Given entries:
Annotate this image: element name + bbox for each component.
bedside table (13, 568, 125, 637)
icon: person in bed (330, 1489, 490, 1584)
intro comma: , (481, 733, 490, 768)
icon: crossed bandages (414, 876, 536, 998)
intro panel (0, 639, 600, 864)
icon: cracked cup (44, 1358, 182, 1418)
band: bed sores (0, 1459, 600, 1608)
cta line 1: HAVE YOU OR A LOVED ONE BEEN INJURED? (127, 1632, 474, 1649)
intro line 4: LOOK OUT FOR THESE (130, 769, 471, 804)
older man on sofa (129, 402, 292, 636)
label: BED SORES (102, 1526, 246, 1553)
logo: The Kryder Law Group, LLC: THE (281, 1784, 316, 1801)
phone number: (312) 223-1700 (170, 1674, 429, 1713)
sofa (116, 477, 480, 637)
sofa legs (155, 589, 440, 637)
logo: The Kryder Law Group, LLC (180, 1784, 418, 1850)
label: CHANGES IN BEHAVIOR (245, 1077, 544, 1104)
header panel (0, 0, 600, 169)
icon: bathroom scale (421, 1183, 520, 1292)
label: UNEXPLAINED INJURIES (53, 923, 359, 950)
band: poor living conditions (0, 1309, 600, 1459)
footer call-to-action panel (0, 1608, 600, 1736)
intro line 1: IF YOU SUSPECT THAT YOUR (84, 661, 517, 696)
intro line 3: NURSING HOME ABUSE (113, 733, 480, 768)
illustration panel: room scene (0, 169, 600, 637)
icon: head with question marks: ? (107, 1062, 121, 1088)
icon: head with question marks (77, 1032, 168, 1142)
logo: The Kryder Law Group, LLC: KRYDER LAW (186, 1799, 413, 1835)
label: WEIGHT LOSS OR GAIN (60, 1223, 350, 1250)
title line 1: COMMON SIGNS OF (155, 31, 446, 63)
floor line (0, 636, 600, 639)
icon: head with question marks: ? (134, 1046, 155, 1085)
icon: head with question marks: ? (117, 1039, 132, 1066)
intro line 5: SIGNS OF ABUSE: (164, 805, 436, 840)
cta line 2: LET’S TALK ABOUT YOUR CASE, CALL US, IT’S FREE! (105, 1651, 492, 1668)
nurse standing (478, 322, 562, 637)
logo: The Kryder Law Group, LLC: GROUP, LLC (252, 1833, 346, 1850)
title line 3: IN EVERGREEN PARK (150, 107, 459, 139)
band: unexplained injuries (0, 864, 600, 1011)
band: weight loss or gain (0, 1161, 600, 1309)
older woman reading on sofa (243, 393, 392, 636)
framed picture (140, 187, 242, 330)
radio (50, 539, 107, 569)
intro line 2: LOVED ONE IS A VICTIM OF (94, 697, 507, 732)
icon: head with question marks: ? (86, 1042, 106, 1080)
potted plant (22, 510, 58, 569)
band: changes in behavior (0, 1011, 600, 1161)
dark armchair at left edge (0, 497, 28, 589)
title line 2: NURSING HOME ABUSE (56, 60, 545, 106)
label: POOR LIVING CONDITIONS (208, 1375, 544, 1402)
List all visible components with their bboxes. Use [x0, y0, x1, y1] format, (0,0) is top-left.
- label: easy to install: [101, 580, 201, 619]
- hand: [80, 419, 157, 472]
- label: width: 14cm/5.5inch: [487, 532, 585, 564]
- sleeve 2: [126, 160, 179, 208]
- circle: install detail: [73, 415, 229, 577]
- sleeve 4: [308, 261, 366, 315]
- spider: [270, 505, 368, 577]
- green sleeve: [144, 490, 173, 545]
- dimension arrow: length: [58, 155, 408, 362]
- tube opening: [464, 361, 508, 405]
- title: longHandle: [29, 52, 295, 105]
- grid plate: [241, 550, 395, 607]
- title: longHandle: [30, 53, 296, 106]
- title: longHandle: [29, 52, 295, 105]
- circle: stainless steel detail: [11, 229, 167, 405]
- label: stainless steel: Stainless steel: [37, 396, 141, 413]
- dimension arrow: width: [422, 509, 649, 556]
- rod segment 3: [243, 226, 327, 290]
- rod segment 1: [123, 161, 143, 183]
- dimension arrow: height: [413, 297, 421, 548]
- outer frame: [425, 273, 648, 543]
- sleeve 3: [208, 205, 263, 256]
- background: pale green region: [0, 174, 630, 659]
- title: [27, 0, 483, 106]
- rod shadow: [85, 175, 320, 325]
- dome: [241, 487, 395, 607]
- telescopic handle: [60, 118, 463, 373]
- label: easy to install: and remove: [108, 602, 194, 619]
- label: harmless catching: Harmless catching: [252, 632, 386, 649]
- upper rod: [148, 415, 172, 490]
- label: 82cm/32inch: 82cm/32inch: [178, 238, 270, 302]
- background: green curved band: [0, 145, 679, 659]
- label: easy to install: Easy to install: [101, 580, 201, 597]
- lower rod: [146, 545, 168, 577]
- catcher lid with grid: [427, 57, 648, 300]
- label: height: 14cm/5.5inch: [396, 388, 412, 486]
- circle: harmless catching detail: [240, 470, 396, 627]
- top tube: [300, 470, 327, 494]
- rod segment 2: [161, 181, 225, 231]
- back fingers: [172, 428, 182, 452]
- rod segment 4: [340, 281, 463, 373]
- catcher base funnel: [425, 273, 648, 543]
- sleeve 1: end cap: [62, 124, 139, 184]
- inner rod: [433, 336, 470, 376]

Exercise prompt: Could you copy out all of the entries above again, unchanged and in the same order?

Expected output:
Annotate this image: element name + bbox for each component.
bedside table (13, 568, 125, 637)
icon: person in bed (330, 1489, 490, 1584)
intro comma: , (481, 733, 490, 768)
icon: crossed bandages (414, 876, 536, 998)
intro panel (0, 639, 600, 864)
icon: cracked cup (44, 1358, 182, 1418)
band: bed sores (0, 1459, 600, 1608)
cta line 1: HAVE YOU OR A LOVED ONE BEEN INJURED? (127, 1632, 474, 1649)
intro line 4: LOOK OUT FOR THESE (130, 769, 471, 804)
older man on sofa (129, 402, 292, 636)
label: BED SORES (102, 1526, 246, 1553)
logo: The Kryder Law Group, LLC: THE (281, 1784, 316, 1801)
phone number: (312) 223-1700 (170, 1674, 429, 1713)
sofa (116, 477, 480, 637)
sofa legs (155, 589, 440, 637)
logo: The Kryder Law Group, LLC (180, 1784, 418, 1850)
label: CHANGES IN BEHAVIOR (245, 1077, 544, 1104)
header panel (0, 0, 600, 169)
icon: bathroom scale (421, 1183, 520, 1292)
label: UNEXPLAINED INJURIES (53, 923, 359, 950)
band: poor living conditions (0, 1309, 600, 1459)
footer call-to-action panel (0, 1608, 600, 1736)
intro line 1: IF YOU SUSPECT THAT YOUR (84, 661, 517, 696)
intro line 3: NURSING HOME ABUSE (113, 733, 480, 768)
illustration panel: room scene (0, 169, 600, 637)
icon: head with question marks: ? (107, 1062, 121, 1088)
icon: head with question marks (77, 1032, 168, 1142)
logo: The Kryder Law Group, LLC: KRYDER LAW (186, 1799, 413, 1835)
label: WEIGHT LOSS OR GAIN (60, 1223, 350, 1250)
title line 1: COMMON SIGNS OF (155, 31, 446, 63)
floor line (0, 636, 600, 639)
icon: head with question marks: ? (134, 1046, 155, 1085)
icon: head with question marks: ? (117, 1039, 132, 1066)
intro line 5: SIGNS OF ABUSE: (164, 805, 436, 840)
cta line 2: LET’S TALK ABOUT YOUR CASE, CALL US, IT’S FREE! (105, 1651, 492, 1668)
nurse standing (478, 322, 562, 637)
logo: The Kryder Law Group, LLC: GROUP, LLC (252, 1833, 346, 1850)
title line 3: IN EVERGREEN PARK (150, 107, 459, 139)
band: unexplained injuries (0, 864, 600, 1011)
band: weight loss or gain (0, 1161, 600, 1309)
older woman reading on sofa (243, 393, 392, 636)
framed picture (140, 187, 242, 330)
radio (50, 539, 107, 569)
intro line 2: LOVED ONE IS A VICTIM OF (94, 697, 507, 732)
icon: head with question marks: ? (86, 1042, 106, 1080)
potted plant (22, 510, 58, 569)
band: changes in behavior (0, 1011, 600, 1161)
dark armchair at left edge (0, 497, 28, 589)
title line 2: NURSING HOME ABUSE (56, 60, 545, 106)
label: POOR LIVING CONDITIONS (208, 1375, 544, 1402)
List all visible components with their bboxes. Use [x0, y0, x1, y1] format, (0,0) is top-left.
- label: easy to install: [101, 580, 201, 619]
- hand: [80, 419, 157, 472]
- label: width: 14cm/5.5inch: [487, 532, 585, 564]
- sleeve 2: [126, 160, 179, 208]
- circle: install detail: [73, 415, 229, 577]
- sleeve 4: [308, 261, 366, 315]
- spider: [270, 505, 368, 577]
- green sleeve: [144, 490, 173, 545]
- dimension arrow: length: [58, 155, 408, 362]
- tube opening: [464, 361, 508, 405]
- title: longHandle: [29, 52, 295, 105]
- grid plate: [241, 550, 395, 607]
- title: longHandle: [30, 53, 296, 106]
- title: longHandle: [29, 52, 295, 105]
- circle: stainless steel detail: [11, 229, 167, 405]
- label: stainless steel: Stainless steel: [37, 396, 141, 413]
- dimension arrow: width: [422, 509, 649, 556]
- rod segment 3: [243, 226, 327, 290]
- rod segment 1: [123, 161, 143, 183]
- dimension arrow: height: [413, 297, 421, 548]
- outer frame: [425, 273, 648, 543]
- sleeve 3: [208, 205, 263, 256]
- background: pale green region: [0, 174, 630, 659]
- title: [27, 0, 483, 106]
- rod shadow: [85, 175, 320, 325]
- dome: [241, 487, 395, 607]
- telescopic handle: [60, 118, 463, 373]
- label: easy to install: and remove: [108, 602, 194, 619]
- label: harmless catching: Harmless catching: [252, 632, 386, 649]
- upper rod: [148, 415, 172, 490]
- label: 82cm/32inch: 82cm/32inch: [178, 238, 270, 302]
- background: green curved band: [0, 145, 679, 659]
- label: easy to install: Easy to install: [101, 580, 201, 597]
- lower rod: [146, 545, 168, 577]
- catcher lid with grid: [427, 57, 648, 300]
- label: height: 14cm/5.5inch: [396, 388, 412, 486]
- circle: harmless catching detail: [240, 470, 396, 627]
- top tube: [300, 470, 327, 494]
- rod segment 2: [161, 181, 225, 231]
- back fingers: [172, 428, 182, 452]
- rod segment 4: [340, 281, 463, 373]
- catcher base funnel: [425, 273, 648, 543]
- sleeve 1: end cap: [62, 124, 139, 184]
- inner rod: [433, 336, 470, 376]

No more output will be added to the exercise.